◆ **Testo da leggere**
══════════

Recessione dal Contratto
Se state cercando un alloggio in affitto in Italia, dovete sapere che la Legge Italiana prevede che stipuliate un contratto locativo ad uso abitativo. Questo contratto, una volta stipulato, può essere sempre però oggetto di recessione per una serie di motivi specifici.
Il recesso consiste nella possibilità per una delle parti, locatore o locatario, di annullare il contratto, cancellando con esso tutte le obbligazioni derivanti, anche senza il consenso della controparte.
Recesso del locatario
L'inquilino può recedere dal contratto, comunicando la cosa con sei mesi di anticipo (se non specificato diversamente nel contratto) attraverso una raccomandata con ricevuta di ritorno.
Le motivazioni devono essere indicate chiaramente e le cause di recesso devono essere considerate "gravi". Essendo però la definizione di "gravi motivazioni" del Codice Civile italiano poco chiara, la situazione spesso non è facilmente gestibile, in quanto il locatore difficilmente accetta la motivazione.

══════════

◆ **Elenco dei dati**
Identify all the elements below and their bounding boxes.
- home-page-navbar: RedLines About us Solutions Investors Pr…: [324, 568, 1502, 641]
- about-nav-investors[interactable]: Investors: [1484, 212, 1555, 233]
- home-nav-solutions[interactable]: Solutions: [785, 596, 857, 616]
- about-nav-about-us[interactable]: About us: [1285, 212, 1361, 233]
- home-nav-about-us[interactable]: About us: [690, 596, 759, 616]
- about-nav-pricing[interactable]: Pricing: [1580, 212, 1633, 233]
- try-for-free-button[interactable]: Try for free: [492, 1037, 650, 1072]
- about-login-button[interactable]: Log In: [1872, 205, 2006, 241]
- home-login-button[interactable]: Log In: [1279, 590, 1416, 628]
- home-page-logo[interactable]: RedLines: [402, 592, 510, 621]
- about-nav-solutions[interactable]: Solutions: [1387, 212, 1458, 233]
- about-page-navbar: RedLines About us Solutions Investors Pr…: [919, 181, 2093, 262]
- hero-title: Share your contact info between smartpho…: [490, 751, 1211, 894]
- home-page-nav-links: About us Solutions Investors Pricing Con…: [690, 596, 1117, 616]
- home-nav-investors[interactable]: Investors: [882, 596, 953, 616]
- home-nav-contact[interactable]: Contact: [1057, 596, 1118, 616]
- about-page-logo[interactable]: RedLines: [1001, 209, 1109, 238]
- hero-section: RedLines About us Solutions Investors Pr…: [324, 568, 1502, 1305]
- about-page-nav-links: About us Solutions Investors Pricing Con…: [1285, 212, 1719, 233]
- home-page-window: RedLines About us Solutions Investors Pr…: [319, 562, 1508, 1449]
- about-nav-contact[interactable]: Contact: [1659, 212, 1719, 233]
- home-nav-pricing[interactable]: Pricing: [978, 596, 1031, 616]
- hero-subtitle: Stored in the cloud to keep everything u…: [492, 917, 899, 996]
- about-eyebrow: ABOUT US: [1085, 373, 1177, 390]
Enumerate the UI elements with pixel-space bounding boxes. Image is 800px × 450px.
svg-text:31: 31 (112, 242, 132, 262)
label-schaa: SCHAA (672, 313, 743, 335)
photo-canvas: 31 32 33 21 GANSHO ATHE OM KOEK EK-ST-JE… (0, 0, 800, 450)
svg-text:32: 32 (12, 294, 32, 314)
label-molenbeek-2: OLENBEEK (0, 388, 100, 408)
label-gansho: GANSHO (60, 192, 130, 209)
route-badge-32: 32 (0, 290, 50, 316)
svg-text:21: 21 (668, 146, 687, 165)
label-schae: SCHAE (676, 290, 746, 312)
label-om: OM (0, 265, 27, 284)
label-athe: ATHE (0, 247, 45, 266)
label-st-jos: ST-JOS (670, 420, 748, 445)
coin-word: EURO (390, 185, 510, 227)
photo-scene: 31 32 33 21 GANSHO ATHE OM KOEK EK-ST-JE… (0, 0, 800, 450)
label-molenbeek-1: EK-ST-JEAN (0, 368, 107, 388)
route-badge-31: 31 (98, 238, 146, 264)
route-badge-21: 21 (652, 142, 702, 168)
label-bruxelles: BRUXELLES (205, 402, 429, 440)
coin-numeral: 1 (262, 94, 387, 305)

══════════

◆ **Consegna A**
Stabilisci se le seguenti affermazioni concordano con il testo sul recesso dal contratto di locazione. Per ciascuna rispondi sì o no e cita testualmente le parole del testo che lo dimostrano: (i) l'inquilino deve comunicare il recesso con sei mesi di anticipo, salvo diversa indicazione nel contratto; (ii) il recesso è possibile solo con il consenso della controparte; (iii) il Codice Civile italiano definisce in modo chiaro le "gravi motivazioni".
◆ **Consegna B**
Prosegui il testo sul recesso dal contratto di locazione dal punto in cui si interrompe.
I record provengono da una fonte diversa da quella del testo.

◆ **Risposta A**
(i) Sì: «comunicando la cosa con sei mesi di anticipo (se non specificato diversamente nel contratto)».
(ii) No: «anche senza il consenso della controparte».
(iii) No: «Essendo però la definizione di "gravi motivazioni" del Codice Civile italiano poco chiara».

◆ **Risposta B**
Recesso del locatore
Il locatore può recedere dal contratto, comunicando la cosa con sei mesi di anticipo (se non specificato diversamente nel contratto) attraverso una raccomandata con ricevuta di ritorno. Il diritto di recesso si applica quando l'inquilino sia contravvenuto, in maniera inequivocabile, ad obblighi comportamentali o a requisiti previsti dal contratto. Gli obblighi comportamentali includono casi quali:
- l'interdizione alla cessione dell'alloggio, sia in maniera parziale che completa, ad una terza persona;
- l'interdizione all'utilizzo dell'abitazione per finalità illegali;
- l'imposizione di un'occupazione continuativa e regolare dell'alloggio;
- la necessità richiesta della propria presenza durante la stipulazione del contratto;
- l'inizio della fruizione dell'alloggio entro un mese (30 giorni) o 45 giorni se è un lavoratore fuori dai confini nazionali.
I requisiti previsti dal contratto variano a seconda del tipo e delle opzioni del contratto. Qualora il locatario non soddisfi più queste condizioni o presenti morosità (20 giorni dal mancato pagamento del canone o due mesi per quanto riguarda i costi aggiuntivi dell'affitto), il locatore può richiedere la recessione del contratto, estromettendo il locatario dall'abitazione.